● Challenge
Copy out the entries exactly, from the first line to the last.

* Begin Excerpted data *

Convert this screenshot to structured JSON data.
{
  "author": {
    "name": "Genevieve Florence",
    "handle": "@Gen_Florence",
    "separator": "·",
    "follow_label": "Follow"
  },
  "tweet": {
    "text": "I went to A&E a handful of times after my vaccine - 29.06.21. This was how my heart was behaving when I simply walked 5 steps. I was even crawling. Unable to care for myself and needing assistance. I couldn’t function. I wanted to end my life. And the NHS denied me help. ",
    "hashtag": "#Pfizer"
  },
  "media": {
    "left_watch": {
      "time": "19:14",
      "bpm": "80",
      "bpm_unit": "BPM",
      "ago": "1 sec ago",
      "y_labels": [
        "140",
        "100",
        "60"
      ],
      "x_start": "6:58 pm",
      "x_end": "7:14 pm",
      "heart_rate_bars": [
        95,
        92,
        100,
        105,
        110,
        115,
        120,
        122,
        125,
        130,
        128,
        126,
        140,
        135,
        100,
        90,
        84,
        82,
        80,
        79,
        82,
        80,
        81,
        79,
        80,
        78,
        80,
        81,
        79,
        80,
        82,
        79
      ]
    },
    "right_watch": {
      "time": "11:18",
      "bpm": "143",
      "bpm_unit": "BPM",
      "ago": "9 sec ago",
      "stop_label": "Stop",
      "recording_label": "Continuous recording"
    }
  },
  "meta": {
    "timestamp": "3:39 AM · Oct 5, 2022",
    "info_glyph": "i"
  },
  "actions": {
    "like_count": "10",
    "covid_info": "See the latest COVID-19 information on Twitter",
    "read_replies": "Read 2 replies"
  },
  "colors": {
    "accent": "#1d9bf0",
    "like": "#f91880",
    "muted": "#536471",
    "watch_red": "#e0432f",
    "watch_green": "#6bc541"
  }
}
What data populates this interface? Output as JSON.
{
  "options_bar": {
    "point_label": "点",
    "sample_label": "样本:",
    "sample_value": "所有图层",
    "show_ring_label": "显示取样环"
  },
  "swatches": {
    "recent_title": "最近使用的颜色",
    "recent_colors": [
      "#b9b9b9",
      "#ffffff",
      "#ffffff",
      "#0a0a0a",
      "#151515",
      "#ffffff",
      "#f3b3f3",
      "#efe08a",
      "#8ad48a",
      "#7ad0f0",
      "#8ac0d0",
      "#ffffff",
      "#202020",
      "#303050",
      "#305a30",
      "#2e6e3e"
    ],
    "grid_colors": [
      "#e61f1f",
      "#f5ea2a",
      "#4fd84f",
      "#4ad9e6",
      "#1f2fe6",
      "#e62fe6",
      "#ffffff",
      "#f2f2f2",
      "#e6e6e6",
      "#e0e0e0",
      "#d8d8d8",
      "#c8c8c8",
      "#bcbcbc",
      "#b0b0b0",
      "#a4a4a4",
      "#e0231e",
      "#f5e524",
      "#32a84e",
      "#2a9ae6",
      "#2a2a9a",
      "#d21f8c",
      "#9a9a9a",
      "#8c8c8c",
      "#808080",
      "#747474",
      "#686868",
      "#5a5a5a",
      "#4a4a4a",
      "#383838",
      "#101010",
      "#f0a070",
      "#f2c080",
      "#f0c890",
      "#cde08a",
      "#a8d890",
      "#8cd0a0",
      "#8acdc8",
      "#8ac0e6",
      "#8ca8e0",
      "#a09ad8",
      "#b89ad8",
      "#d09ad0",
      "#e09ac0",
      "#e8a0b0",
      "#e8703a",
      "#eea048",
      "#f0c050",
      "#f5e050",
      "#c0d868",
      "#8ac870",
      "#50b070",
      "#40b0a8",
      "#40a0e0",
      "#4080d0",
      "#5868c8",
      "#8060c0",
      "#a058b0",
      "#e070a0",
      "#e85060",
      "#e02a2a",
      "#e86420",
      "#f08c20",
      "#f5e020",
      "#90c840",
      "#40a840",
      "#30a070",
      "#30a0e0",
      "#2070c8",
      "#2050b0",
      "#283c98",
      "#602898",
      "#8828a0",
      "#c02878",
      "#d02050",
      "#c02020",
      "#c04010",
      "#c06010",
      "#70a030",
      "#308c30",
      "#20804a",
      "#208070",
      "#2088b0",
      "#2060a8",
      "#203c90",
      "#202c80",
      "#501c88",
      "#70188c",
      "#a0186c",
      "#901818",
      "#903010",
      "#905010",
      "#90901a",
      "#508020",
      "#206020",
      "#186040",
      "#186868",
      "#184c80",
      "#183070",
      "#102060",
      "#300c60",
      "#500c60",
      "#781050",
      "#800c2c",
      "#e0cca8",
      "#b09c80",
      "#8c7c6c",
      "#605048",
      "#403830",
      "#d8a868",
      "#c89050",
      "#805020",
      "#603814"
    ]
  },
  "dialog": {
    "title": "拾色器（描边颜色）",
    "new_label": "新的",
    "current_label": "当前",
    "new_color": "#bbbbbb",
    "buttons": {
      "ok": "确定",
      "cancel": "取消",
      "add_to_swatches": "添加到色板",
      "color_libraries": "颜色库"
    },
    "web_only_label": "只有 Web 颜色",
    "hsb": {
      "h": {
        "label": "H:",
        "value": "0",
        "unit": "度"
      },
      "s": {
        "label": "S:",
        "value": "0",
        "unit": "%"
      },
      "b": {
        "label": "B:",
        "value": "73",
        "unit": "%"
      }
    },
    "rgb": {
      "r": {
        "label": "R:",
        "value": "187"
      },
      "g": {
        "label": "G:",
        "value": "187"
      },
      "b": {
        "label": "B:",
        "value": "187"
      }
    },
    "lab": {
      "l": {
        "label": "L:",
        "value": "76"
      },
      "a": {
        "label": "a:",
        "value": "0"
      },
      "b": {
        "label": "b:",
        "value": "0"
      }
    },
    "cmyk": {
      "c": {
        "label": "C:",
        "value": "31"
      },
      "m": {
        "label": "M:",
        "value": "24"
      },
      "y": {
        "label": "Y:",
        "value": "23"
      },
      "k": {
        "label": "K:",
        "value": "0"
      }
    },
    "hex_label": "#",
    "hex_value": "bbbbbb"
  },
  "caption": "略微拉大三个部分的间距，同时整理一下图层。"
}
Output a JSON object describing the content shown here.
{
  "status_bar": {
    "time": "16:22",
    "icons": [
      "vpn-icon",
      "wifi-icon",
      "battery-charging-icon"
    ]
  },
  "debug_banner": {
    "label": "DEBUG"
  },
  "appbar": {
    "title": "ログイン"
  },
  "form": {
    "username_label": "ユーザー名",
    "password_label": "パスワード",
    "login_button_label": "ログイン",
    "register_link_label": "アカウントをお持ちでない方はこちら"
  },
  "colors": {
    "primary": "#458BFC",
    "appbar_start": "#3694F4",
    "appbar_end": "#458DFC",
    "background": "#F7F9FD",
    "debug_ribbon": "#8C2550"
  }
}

* End Excerpted data *

● The solution
Convert this screenshot to structured JSON data.
{
  "author": {
    "name": "Genevieve Florence",
    "handle": "@Gen_Florence",
    "separator": "·",
    "follow_label": "Follow"
  },
  "tweet": {
    "text": "I went to A&E a handful of times after my vaccine - 29.06.21. This was how my heart was behaving when I simply walked 5 steps. I was even crawling. Unable to care for myself and needing assistance. I couldn’t function. I wanted to end my life. And the NHS denied me help. ",
    "hashtag": "#Pfizer"
  },
  "media": {
    "left_watch": {
      "time": "19:14",
      "bpm": "80",
      "bpm_unit": "BPM",
      "ago": "1 sec ago",
      "y_labels": [
        "140",
        "100",
        "60"
      ],
      "x_start": "6:58 pm",
      "x_end": "7:14 pm",
      "heart_rate_bars": [
        95,
        92,
        100,
        105,
        110,
        115,
        120,
        122,
        125,
        130,
        128,
        126,
        140,
        135,
        100,
        90,
        84,
        82,
        80,
        79,
        82,
        80,
        81,
        79,
        80,
        78,
        80,
        81,
        79,
        80,
        82,
        79
      ]
    },
    "right_watch": {
      "time": "11:18",
      "bpm": "143",
      "bpm_unit": "BPM",
      "ago": "9 sec ago",
      "stop_label": "Stop",
      "recording_label": "Continuous recording"
    }
  },
  "meta": {
    "timestamp": "3:39 AM · Oct 5, 2022",
    "info_glyph": "i"
  },
  "actions": {
    "like_count": "10",
    "covid_info": "See the latest COVID-19 information on Twitter",
    "read_replies": "Read 2 replies"
  },
  "colors": {
    "accent": "#1d9bf0",
    "like": "#f91880",
    "muted": "#536471",
    "watch_red": "#e0432f",
    "watch_green": "#6bc541"
  }
}
What data populates this interface? Output as JSON.
{
  "options_bar": {
    "point_label": "点",
    "sample_label": "样本:",
    "sample_value": "所有图层",
    "show_ring_label": "显示取样环"
  },
  "swatches": {
    "recent_title": "最近使用的颜色",
    "recent_colors": [
      "#b9b9b9",
      "#ffffff",
      "#ffffff",
      "#0a0a0a",
      "#151515",
      "#ffffff",
      "#f3b3f3",
      "#efe08a",
      "#8ad48a",
      "#7ad0f0",
      "#8ac0d0",
      "#ffffff",
      "#202020",
      "#303050",
      "#305a30",
      "#2e6e3e"
    ],
    "grid_colors": [
      "#e61f1f",
      "#f5ea2a",
      "#4fd84f",
      "#4ad9e6",
      "#1f2fe6",
      "#e62fe6",
      "#ffffff",
      "#f2f2f2",
      "#e6e6e6",
      "#e0e0e0",
      "#d8d8d8",
      "#c8c8c8",
      "#bcbcbc",
      "#b0b0b0",
      "#a4a4a4",
      "#e0231e",
      "#f5e524",
      "#32a84e",
      "#2a9ae6",
      "#2a2a9a",
      "#d21f8c",
      "#9a9a9a",
      "#8c8c8c",
      "#808080",
      "#747474",
      "#686868",
      "#5a5a5a",
      "#4a4a4a",
      "#383838",
      "#101010",
      "#f0a070",
      "#f2c080",
      "#f0c890",
      "#cde08a",
      "#a8d890",
      "#8cd0a0",
      "#8acdc8",
      "#8ac0e6",
      "#8ca8e0",
      "#a09ad8",
      "#b89ad8",
      "#d09ad0",
      "#e09ac0",
      "#e8a0b0",
      "#e8703a",
      "#eea048",
      "#f0c050",
      "#f5e050",
      "#c0d868",
      "#8ac870",
      "#50b070",
      "#40b0a8",
      "#40a0e0",
      "#4080d0",
      "#5868c8",
      "#8060c0",
      "#a058b0",
      "#e070a0",
      "#e85060",
      "#e02a2a",
      "#e86420",
      "#f08c20",
      "#f5e020",
      "#90c840",
      "#40a840",
      "#30a070",
      "#30a0e0",
      "#2070c8",
      "#2050b0",
      "#283c98",
      "#602898",
      "#8828a0",
      "#c02878",
      "#d02050",
      "#c02020",
      "#c04010",
      "#c06010",
      "#70a030",
      "#308c30",
      "#20804a",
      "#208070",
      "#2088b0",
      "#2060a8",
      "#203c90",
      "#202c80",
      "#501c88",
      "#70188c",
      "#a0186c",
      "#901818",
      "#903010",
      "#905010",
      "#90901a",
      "#508020",
      "#206020",
      "#186040",
      "#186868",
      "#184c80",
      "#183070",
      "#102060",
      "#300c60",
      "#500c60",
      "#781050",
      "#800c2c",
      "#e0cca8",
      "#b09c80",
      "#8c7c6c",
      "#605048",
      "#403830",
      "#d8a868",
      "#c89050",
      "#805020",
      "#603814"
    ]
  },
  "dialog": {
    "title": "拾色器（描边颜色）",
    "new_label": "新的",
    "current_label": "当前",
    "new_color": "#bbbbbb",
    "buttons": {
      "ok": "确定",
      "cancel": "取消",
      "add_to_swatches": "添加到色板",
      "color_libraries": "颜色库"
    },
    "web_only_label": "只有 Web 颜色",
    "hsb": {
      "h": {
        "label": "H:",
        "value": "0",
        "unit": "度"
      },
      "s": {
        "label": "S:",
        "value": "0",
        "unit": "%"
      },
      "b": {
        "label": "B:",
        "value": "73",
        "unit": "%"
      }
    },
    "rgb": {
      "r": {
        "label": "R:",
        "value": "187"
      },
      "g": {
        "label": "G:",
        "value": "187"
      },
      "b": {
        "label": "B:",
        "value": "187"
      }
    },
    "lab": {
      "l": {
        "label": "L:",
        "value": "76"
      },
      "a": {
        "label": "a:",
        "value": "0"
      },
      "b": {
        "label": "b:",
        "value": "0"
      }
    },
    "cmyk": {
      "c": {
        "label": "C:",
        "value": "31"
      },
      "m": {
        "label": "M:",
        "value": "24"
      },
      "y": {
        "label": "Y:",
        "value": "23"
      },
      "k": {
        "label": "K:",
        "value": "0"
      }
    },
    "hex_label": "#",
    "hex_value": "bbbbbb"
  },
  "caption": "略微拉大三个部分的间距，同时整理一下图层。"
}
Output a JSON object describing the content shown here.
{
  "status_bar": {
    "time": "16:22",
    "icons": [
      "vpn-icon",
      "wifi-icon",
      "battery-charging-icon"
    ]
  },
  "debug_banner": {
    "label": "DEBUG"
  },
  "appbar": {
    "title": "ログイン"
  },
  "form": {
    "username_label": "ユーザー名",
    "password_label": "パスワード",
    "login_button_label": "ログイン",
    "register_link_label": "アカウントをお持ちでない方はこちら"
  },
  "colors": {
    "primary": "#458BFC",
    "appbar_start": "#3694F4",
    "appbar_end": "#458DFC",
    "background": "#F7F9FD",
    "debug_ribbon": "#8C2550"
  }
}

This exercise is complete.